◆ EXERCISE REQUIREMENTS
Locate and copy each line in the data that contains the word "replies".

◆ EXCERPTED DATA
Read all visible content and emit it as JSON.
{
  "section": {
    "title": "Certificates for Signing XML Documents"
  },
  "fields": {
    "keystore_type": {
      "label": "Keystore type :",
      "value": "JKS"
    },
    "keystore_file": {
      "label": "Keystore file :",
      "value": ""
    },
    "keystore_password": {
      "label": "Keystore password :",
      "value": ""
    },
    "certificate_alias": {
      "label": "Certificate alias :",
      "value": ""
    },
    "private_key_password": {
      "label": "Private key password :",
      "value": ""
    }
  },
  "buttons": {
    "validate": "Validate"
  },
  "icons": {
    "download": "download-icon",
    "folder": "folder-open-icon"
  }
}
---
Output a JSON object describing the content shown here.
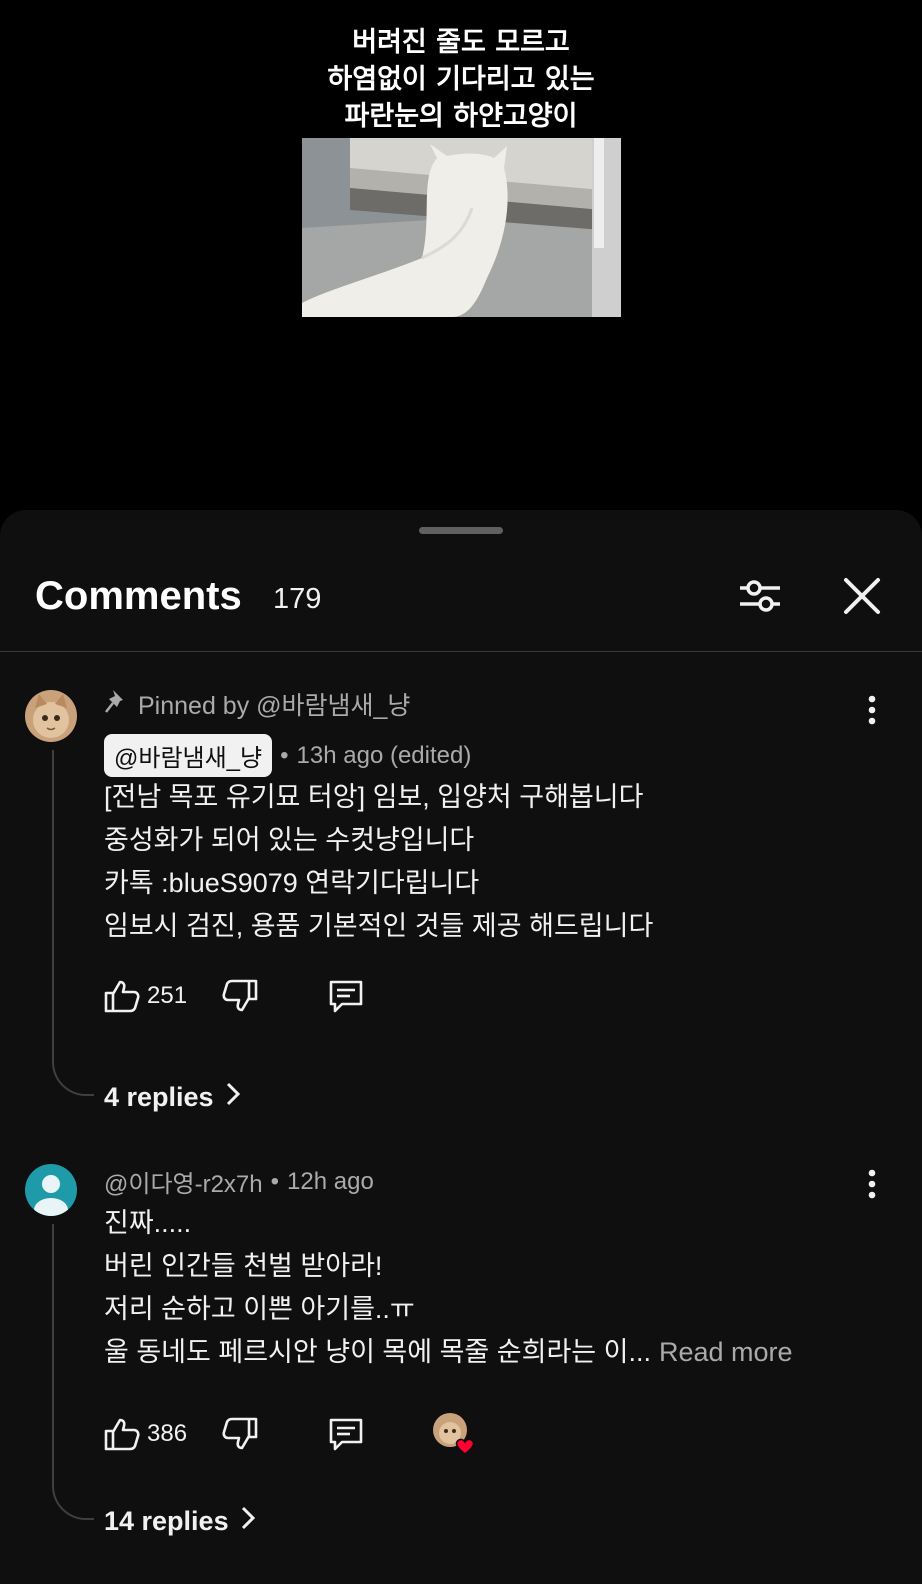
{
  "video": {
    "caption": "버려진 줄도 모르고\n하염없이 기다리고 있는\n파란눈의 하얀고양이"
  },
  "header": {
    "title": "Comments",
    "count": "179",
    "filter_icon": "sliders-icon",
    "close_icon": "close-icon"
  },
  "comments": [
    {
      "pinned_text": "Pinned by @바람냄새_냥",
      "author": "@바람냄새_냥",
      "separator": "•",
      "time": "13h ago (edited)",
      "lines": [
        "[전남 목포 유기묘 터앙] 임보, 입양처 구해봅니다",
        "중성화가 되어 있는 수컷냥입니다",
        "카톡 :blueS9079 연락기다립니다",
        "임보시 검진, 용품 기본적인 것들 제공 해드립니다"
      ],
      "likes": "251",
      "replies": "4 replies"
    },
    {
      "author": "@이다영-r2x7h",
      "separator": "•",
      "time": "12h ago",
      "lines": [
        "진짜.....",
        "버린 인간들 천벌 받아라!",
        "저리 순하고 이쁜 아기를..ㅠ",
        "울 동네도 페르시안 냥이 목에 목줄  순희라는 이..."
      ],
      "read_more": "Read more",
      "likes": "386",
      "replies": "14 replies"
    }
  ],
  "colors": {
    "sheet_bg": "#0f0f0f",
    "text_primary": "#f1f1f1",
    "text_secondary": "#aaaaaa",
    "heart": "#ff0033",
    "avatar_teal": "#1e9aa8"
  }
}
==
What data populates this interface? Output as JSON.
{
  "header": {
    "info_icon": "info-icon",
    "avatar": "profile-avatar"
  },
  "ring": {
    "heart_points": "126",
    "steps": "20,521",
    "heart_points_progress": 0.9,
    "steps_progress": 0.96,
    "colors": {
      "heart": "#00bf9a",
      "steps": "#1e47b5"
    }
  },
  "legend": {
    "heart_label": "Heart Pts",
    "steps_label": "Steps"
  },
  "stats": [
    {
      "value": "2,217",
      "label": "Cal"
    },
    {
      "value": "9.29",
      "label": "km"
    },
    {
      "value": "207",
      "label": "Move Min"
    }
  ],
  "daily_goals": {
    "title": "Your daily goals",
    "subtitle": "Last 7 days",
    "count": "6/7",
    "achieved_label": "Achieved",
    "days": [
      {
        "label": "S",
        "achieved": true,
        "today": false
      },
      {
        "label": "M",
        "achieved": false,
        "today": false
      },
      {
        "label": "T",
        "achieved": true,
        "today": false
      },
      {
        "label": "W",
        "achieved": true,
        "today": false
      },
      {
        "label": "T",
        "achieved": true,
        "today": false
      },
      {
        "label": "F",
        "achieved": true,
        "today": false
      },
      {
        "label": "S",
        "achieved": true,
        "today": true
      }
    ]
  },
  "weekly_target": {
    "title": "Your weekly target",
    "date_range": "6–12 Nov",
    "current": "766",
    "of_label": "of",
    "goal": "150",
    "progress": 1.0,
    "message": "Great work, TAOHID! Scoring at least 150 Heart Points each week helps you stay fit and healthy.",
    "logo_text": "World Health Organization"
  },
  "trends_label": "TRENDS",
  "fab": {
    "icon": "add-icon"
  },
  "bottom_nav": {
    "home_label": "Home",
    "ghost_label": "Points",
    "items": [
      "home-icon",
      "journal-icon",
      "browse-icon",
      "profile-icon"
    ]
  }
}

◆ RESPONSE TO THIS TASK
      "replies": "4 replies"
      "replies": "14 replies"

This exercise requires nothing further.